Records about charts and figures:
>> begin
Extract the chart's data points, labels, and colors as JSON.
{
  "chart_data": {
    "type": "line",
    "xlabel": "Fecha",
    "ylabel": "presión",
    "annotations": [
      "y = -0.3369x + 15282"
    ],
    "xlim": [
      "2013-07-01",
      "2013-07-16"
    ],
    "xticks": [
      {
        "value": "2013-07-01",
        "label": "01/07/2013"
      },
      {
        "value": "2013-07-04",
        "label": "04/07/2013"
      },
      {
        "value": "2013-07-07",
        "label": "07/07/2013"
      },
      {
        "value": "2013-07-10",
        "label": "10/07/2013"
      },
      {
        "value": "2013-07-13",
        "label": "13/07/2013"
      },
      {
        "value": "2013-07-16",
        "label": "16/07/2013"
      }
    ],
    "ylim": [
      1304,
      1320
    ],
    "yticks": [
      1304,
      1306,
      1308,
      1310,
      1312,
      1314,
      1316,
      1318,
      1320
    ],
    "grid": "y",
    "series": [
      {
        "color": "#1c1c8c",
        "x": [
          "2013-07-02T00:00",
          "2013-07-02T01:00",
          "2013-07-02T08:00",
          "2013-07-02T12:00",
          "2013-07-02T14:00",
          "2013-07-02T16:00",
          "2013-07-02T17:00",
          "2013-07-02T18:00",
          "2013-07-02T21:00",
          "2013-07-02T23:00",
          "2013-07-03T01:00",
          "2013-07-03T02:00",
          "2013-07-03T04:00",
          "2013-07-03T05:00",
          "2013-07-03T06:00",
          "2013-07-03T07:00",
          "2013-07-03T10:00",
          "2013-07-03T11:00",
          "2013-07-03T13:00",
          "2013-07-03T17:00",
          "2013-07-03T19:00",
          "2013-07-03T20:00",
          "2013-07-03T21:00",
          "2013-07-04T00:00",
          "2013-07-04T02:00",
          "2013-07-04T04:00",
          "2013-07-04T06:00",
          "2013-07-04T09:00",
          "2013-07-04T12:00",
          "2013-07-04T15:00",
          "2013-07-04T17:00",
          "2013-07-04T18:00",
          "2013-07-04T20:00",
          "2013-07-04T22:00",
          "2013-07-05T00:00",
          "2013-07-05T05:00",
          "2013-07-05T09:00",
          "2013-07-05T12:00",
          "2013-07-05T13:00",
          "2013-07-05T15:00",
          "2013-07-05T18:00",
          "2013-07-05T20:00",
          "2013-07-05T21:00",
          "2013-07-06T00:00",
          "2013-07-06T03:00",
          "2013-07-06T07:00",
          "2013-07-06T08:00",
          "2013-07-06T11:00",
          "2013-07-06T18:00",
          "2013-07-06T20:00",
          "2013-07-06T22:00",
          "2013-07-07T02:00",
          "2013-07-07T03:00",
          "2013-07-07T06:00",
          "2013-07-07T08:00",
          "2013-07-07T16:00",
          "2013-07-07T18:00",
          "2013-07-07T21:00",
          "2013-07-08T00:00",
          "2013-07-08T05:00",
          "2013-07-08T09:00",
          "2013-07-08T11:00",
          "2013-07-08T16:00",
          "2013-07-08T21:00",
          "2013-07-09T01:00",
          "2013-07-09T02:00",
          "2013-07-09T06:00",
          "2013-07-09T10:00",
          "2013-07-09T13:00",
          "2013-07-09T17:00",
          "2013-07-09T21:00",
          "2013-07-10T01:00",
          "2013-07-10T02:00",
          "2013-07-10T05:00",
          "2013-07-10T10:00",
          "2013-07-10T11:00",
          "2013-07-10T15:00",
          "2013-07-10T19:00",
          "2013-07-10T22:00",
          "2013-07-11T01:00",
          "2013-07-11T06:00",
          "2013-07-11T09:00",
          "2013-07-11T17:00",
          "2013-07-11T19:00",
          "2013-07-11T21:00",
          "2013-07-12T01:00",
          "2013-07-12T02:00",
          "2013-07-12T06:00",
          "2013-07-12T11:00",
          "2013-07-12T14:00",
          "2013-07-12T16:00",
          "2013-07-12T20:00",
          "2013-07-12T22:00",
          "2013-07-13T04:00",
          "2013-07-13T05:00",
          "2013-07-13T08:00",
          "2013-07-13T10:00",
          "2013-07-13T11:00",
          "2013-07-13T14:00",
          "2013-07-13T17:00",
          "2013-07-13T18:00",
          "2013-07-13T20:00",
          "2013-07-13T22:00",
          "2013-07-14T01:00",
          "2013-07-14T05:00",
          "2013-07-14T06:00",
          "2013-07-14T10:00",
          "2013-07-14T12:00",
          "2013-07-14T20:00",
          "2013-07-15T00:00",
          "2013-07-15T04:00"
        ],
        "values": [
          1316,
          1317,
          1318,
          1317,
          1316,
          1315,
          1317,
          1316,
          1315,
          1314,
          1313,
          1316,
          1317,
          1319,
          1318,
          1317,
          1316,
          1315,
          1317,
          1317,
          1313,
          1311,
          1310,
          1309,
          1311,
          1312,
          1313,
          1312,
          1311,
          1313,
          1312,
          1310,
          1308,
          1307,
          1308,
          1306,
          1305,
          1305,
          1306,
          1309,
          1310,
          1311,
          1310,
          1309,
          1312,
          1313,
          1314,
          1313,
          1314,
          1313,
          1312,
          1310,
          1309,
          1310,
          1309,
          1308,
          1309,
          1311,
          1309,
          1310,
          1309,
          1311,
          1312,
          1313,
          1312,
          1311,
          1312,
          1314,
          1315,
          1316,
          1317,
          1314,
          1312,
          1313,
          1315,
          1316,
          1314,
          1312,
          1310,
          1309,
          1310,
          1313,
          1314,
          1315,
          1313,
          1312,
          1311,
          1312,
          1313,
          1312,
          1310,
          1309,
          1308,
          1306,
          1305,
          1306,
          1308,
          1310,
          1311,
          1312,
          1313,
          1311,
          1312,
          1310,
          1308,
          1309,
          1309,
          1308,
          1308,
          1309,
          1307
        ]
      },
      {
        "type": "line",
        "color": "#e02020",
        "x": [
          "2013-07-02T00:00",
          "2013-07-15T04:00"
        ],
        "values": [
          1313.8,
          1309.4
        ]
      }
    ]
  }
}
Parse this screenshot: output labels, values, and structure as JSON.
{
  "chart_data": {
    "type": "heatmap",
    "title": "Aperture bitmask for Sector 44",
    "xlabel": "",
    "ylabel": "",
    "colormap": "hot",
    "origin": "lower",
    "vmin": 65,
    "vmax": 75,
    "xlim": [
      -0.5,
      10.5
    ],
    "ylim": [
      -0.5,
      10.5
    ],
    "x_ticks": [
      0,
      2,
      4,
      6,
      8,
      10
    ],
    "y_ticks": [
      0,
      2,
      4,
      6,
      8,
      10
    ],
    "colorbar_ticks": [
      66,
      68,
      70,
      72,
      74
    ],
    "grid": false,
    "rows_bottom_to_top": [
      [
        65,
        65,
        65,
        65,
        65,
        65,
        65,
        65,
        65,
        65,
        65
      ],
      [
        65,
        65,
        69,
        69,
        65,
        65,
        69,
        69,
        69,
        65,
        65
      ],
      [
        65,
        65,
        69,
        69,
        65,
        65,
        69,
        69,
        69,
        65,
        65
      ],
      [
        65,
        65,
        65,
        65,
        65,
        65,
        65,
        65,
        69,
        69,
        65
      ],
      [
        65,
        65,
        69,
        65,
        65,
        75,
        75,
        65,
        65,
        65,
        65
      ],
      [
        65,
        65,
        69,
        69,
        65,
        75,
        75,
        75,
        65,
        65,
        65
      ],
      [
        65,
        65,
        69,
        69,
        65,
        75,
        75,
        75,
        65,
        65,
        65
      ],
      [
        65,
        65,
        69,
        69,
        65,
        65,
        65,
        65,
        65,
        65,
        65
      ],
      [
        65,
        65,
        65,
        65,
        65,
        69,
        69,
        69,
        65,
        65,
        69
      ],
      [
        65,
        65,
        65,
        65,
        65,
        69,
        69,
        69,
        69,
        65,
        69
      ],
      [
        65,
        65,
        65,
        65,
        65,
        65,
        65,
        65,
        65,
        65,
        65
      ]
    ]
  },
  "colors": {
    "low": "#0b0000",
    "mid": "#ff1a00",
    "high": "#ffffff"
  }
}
>> end
Search the lines for "colors". Copy each line that has it.

Extract the chart's data points, labels, and colors as JSON.
  "colors": {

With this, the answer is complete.